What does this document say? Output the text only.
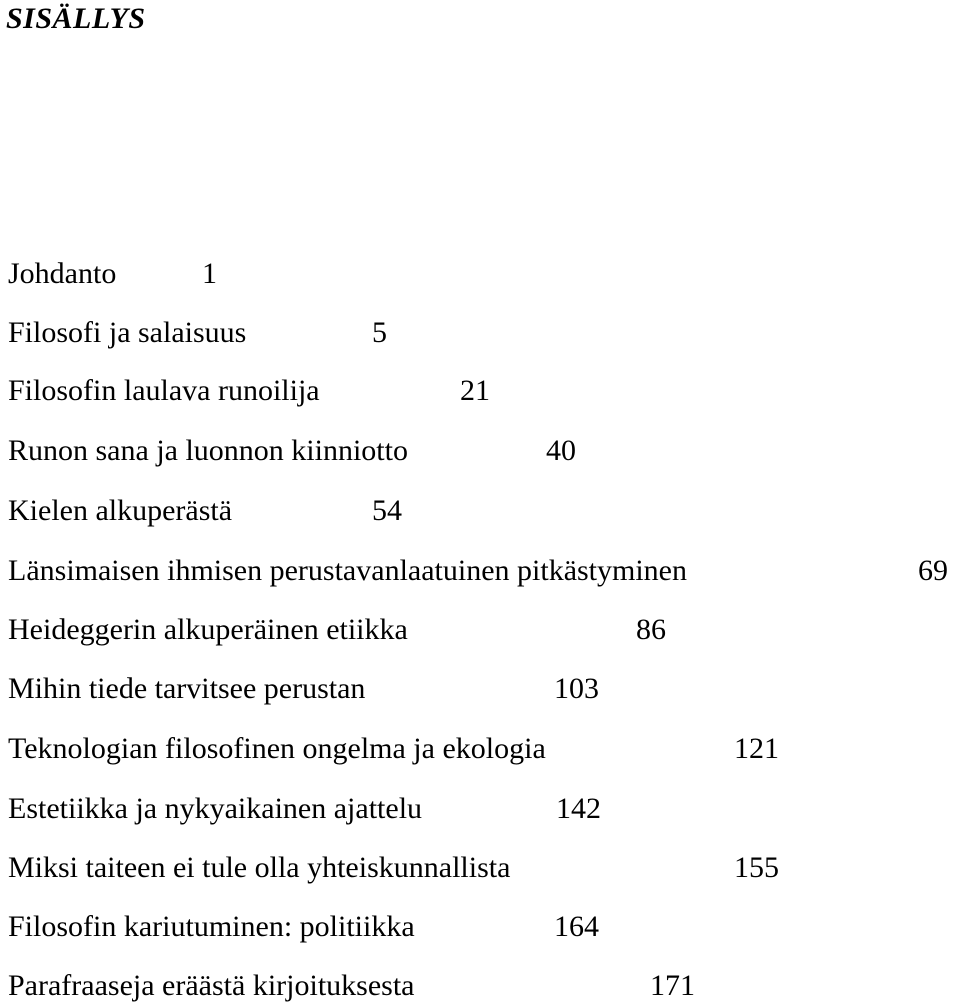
SISÄLLYS
Johdanto	1
Filosofi ja salaisuus	5
Filosofin laulava runoilija	21
Runon sana ja luonnon kiinniotto	40
Kielen alkuperästä	54
Länsimaisen ihmisen perustavanlaatuinen pitkästyminen	69
Heideggerin alkuperäinen etiikka	86
Mihin tiede tarvitsee perustan	103
Teknologian filosofinen ongelma ja ekologia	121
Estetiikka ja nykyaikainen ajattelu	142
Miksi taiteen ei tule olla yhteiskunnallista	155
Filosofin kariutuminen: politiikka	164
Parafraaseja eräästä kirjoituksesta	171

# # # # #

Keep the pictures out and write out the records exactly.

- [Completed task]
What does this document say? Output the text only.
SISÄLLYS
Johdanto	1
Filosofi ja salaisuus	5
Filosofin laulava runoilija	21
Runon sana ja luonnon kiinniotto	40
Kielen alkuperästä	54
Länsimaisen ihmisen perustavanlaatuinen pitkästyminen	69
Heideggerin alkuperäinen etiikka	86
Mihin tiede tarvitsee perustan	103
Teknologian filosofinen ongelma ja ekologia	121
Estetiikka ja nykyaikainen ajattelu	142
Miksi taiteen ei tule olla yhteiskunnallista	155
Filosofin kariutuminen: politiikka	164
Parafraaseja eräästä kirjoituksesta	171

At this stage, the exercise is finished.